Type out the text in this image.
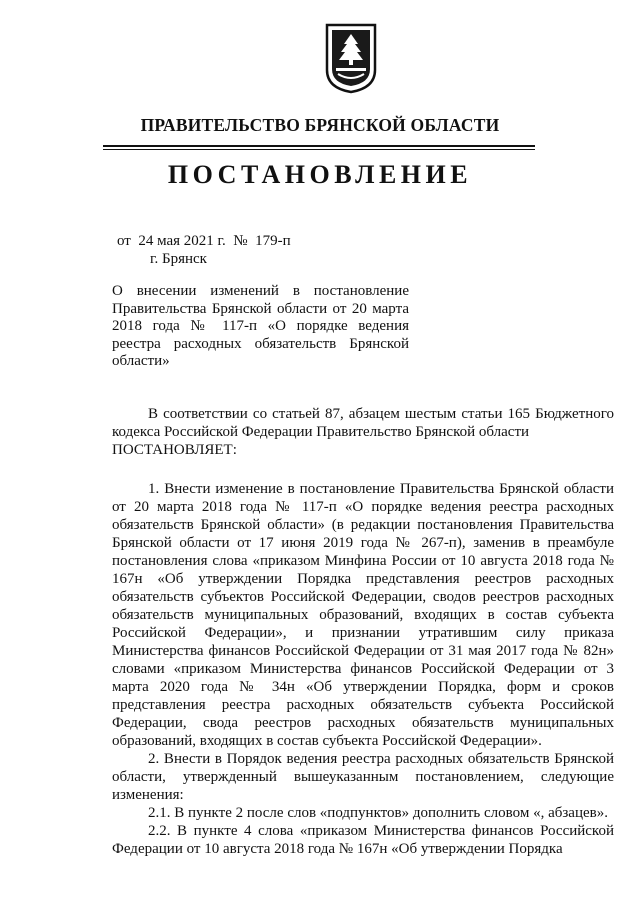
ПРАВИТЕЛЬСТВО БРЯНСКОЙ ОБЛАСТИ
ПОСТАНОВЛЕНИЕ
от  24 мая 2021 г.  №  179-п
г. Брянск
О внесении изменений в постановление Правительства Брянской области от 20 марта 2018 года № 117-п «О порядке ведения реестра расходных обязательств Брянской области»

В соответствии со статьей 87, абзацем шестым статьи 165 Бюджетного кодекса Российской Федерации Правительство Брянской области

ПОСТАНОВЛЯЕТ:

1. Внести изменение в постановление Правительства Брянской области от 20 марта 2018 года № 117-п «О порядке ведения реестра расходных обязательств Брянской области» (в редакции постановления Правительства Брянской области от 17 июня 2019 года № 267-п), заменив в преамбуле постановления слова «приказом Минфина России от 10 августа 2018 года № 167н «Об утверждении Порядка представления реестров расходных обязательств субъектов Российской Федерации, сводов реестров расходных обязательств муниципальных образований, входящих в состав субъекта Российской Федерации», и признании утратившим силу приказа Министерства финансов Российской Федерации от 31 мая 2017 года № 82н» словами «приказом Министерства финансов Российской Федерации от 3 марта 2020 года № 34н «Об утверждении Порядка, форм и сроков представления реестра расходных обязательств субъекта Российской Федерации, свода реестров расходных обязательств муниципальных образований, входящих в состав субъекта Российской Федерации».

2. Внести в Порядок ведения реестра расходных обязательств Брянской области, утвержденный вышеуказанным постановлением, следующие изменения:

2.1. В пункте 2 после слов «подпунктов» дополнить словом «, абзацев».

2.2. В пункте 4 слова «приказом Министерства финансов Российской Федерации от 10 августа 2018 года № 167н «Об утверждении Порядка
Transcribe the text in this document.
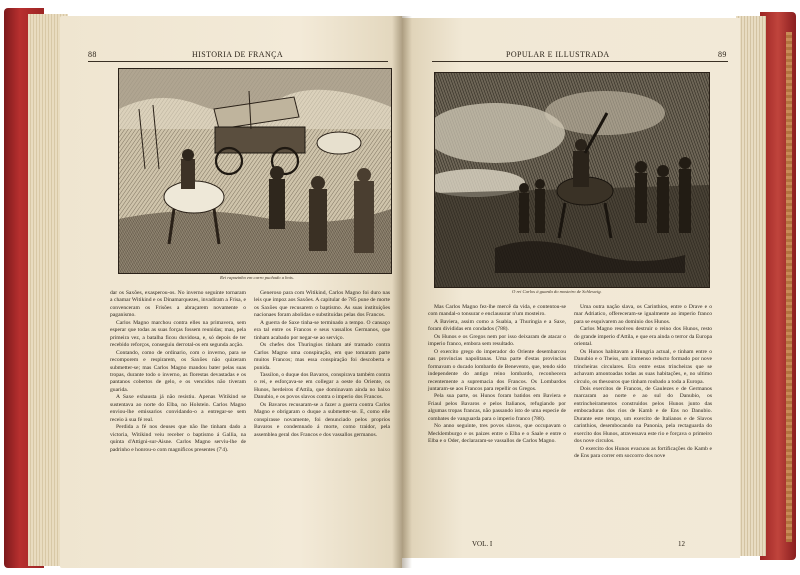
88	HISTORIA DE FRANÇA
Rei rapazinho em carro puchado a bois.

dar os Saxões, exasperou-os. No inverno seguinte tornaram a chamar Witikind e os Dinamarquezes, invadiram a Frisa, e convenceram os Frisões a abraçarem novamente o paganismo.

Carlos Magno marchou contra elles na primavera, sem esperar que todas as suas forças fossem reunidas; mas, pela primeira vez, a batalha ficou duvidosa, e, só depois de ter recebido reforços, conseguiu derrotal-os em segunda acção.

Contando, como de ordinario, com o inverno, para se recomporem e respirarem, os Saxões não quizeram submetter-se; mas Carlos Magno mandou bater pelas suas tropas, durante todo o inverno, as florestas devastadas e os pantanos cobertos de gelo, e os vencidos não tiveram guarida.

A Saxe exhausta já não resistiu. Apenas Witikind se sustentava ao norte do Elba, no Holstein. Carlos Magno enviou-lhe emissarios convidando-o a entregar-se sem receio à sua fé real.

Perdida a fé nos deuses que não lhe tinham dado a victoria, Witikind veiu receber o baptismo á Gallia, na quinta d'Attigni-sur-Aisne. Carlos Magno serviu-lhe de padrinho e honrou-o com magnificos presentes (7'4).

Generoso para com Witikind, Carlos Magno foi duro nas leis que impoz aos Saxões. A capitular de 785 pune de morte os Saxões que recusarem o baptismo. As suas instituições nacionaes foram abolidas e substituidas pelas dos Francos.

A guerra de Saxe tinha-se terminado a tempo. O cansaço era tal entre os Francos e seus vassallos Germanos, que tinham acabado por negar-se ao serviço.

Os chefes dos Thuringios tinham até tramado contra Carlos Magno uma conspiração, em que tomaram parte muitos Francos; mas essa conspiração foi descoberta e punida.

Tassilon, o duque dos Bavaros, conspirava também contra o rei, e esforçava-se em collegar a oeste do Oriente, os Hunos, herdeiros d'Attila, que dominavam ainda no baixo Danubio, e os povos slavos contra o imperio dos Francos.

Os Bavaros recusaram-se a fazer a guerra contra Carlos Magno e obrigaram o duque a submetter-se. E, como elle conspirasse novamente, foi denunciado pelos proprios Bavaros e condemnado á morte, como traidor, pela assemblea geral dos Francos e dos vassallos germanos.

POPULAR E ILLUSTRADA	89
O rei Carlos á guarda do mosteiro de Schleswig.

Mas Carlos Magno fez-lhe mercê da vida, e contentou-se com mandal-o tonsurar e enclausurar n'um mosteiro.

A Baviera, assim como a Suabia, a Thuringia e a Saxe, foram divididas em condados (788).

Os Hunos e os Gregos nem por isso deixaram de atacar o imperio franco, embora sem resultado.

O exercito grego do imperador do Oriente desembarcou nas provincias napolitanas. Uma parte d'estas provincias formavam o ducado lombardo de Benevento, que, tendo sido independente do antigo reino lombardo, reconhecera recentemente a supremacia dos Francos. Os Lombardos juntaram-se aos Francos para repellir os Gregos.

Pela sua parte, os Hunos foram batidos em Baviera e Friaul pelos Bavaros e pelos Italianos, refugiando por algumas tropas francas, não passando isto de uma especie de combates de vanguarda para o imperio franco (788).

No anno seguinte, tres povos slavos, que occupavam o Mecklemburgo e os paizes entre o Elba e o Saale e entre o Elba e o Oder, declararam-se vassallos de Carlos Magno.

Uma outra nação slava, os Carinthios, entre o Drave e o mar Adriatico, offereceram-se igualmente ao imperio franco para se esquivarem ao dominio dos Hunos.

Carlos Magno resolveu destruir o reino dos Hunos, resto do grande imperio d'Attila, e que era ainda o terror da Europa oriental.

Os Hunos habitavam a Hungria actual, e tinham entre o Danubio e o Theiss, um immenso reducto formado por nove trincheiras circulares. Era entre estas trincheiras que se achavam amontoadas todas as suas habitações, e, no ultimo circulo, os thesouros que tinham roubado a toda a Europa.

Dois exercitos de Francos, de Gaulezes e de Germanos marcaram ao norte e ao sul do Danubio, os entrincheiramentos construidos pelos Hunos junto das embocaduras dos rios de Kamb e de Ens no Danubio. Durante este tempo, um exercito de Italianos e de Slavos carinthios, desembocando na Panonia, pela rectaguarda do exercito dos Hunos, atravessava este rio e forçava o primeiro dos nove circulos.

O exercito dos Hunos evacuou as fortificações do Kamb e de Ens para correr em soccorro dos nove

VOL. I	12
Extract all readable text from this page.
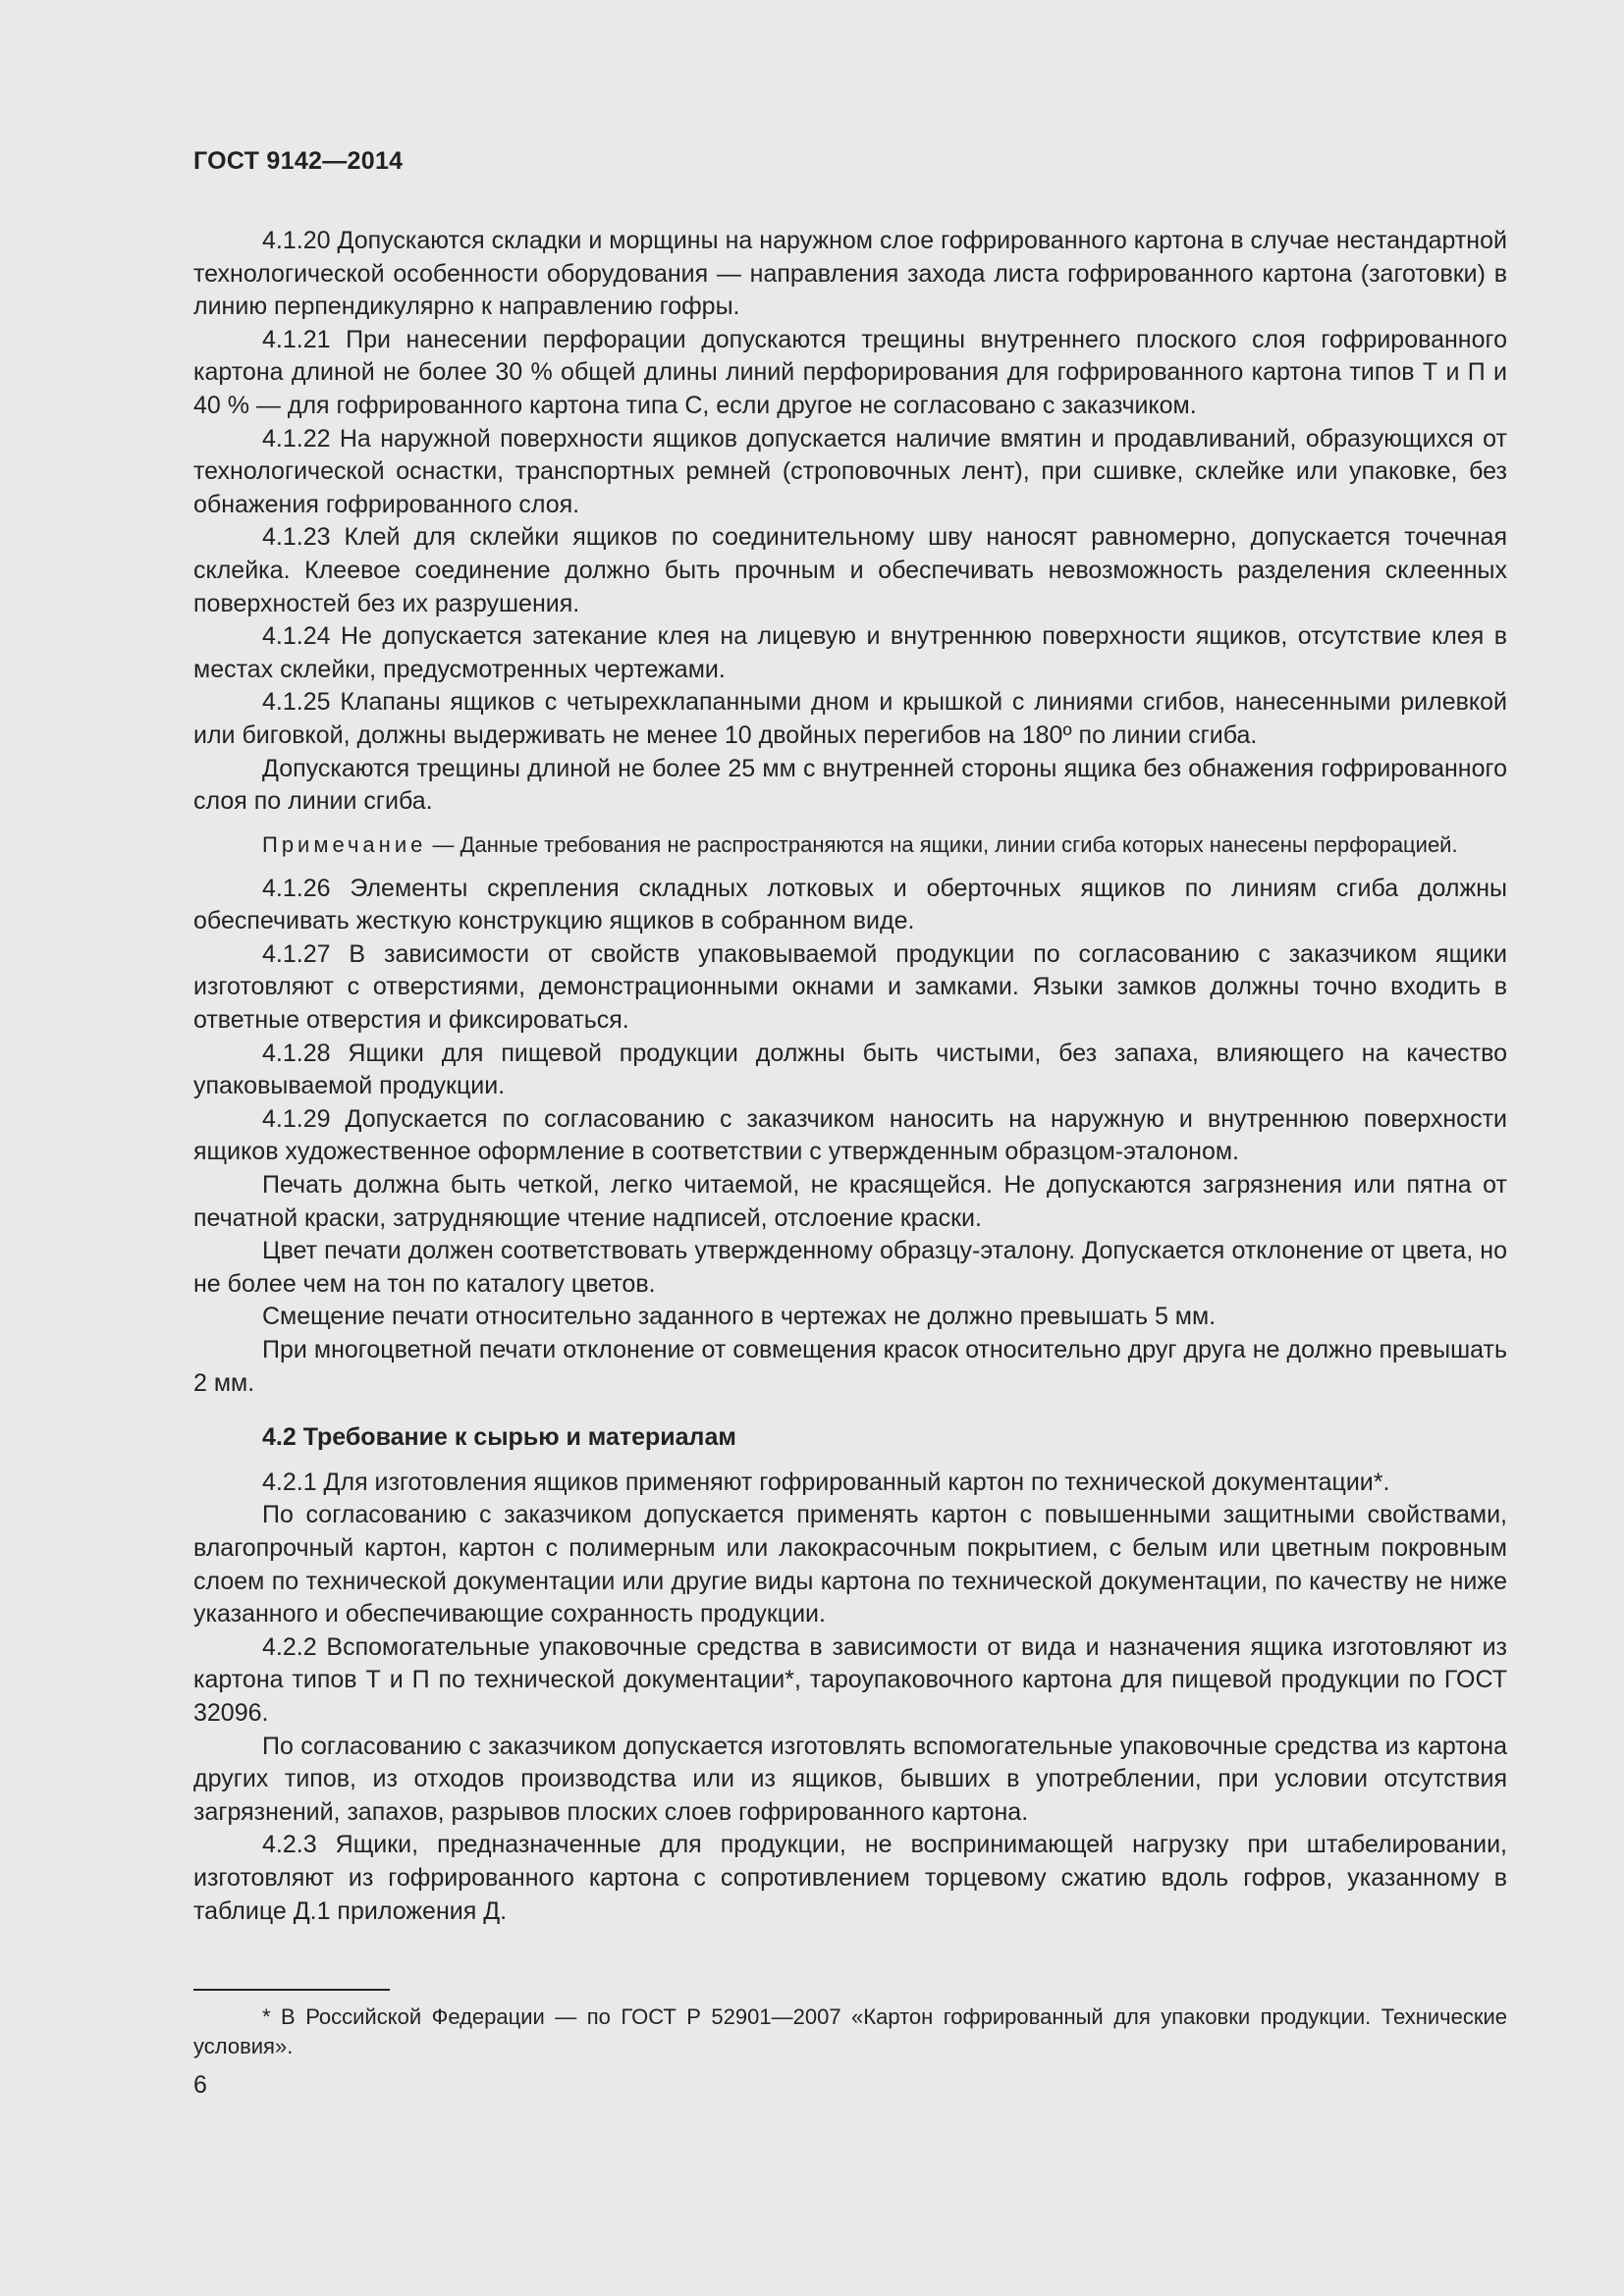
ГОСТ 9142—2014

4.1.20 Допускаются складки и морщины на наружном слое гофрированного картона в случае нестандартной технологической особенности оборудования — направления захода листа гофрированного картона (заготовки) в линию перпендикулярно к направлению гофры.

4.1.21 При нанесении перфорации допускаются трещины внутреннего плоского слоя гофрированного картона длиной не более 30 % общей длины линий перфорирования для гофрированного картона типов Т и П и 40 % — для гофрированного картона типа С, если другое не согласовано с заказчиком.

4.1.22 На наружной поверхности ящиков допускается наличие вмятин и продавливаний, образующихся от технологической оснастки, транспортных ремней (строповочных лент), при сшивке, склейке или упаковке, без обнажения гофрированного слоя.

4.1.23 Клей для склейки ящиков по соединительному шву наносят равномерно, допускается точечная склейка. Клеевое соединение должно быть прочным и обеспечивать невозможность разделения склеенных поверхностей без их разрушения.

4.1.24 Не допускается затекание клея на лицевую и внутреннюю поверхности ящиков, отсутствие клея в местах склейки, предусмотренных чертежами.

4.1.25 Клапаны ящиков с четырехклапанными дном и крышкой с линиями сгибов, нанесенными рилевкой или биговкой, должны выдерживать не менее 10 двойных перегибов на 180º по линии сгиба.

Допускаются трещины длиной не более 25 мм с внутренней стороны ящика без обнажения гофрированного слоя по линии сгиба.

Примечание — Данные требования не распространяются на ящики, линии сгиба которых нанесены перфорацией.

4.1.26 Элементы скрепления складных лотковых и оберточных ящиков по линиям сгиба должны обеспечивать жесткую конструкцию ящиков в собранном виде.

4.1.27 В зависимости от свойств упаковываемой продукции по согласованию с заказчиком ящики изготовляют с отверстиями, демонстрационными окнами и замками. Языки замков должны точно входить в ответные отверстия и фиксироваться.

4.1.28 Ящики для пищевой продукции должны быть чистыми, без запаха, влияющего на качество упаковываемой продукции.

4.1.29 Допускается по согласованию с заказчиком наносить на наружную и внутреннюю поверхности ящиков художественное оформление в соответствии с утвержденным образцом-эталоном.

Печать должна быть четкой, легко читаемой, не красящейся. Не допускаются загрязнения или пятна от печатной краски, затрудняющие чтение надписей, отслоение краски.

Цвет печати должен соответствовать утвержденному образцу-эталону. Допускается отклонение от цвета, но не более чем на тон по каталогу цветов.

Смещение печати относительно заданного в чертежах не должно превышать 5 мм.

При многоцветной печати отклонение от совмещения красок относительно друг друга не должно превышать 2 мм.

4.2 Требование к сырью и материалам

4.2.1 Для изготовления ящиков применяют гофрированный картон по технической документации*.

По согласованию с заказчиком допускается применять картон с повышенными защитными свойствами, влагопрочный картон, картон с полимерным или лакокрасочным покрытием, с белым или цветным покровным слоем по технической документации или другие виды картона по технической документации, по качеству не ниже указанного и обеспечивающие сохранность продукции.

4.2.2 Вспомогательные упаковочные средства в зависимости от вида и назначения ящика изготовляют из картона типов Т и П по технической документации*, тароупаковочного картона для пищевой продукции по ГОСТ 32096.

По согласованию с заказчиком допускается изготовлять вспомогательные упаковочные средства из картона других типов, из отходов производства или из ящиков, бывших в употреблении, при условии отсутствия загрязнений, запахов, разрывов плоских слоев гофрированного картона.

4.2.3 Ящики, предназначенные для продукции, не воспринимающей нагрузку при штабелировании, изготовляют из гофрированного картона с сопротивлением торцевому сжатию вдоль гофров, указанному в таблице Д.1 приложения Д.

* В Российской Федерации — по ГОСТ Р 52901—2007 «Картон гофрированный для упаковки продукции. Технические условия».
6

__PROBLEM REQUIREMENTS__
In the listing, find all lines with the string "Attila" and copy them.

__SOLUTION FOR THIS EXERCISE__
Tassilon, o duque dos Bavaros, conspirava também contra o rei, e esforçava-se em collegar a oeste do Oriente, os Hunos, herdeiros d'Attila, que dominavam ainda no baixo Danubio, e os povos slavos contra o imperio dos Francos.
Carlos Magno resolveu destruir o reino dos Hunos, resto do grande imperio d'Attila, e que era ainda o terror da Europa oriental.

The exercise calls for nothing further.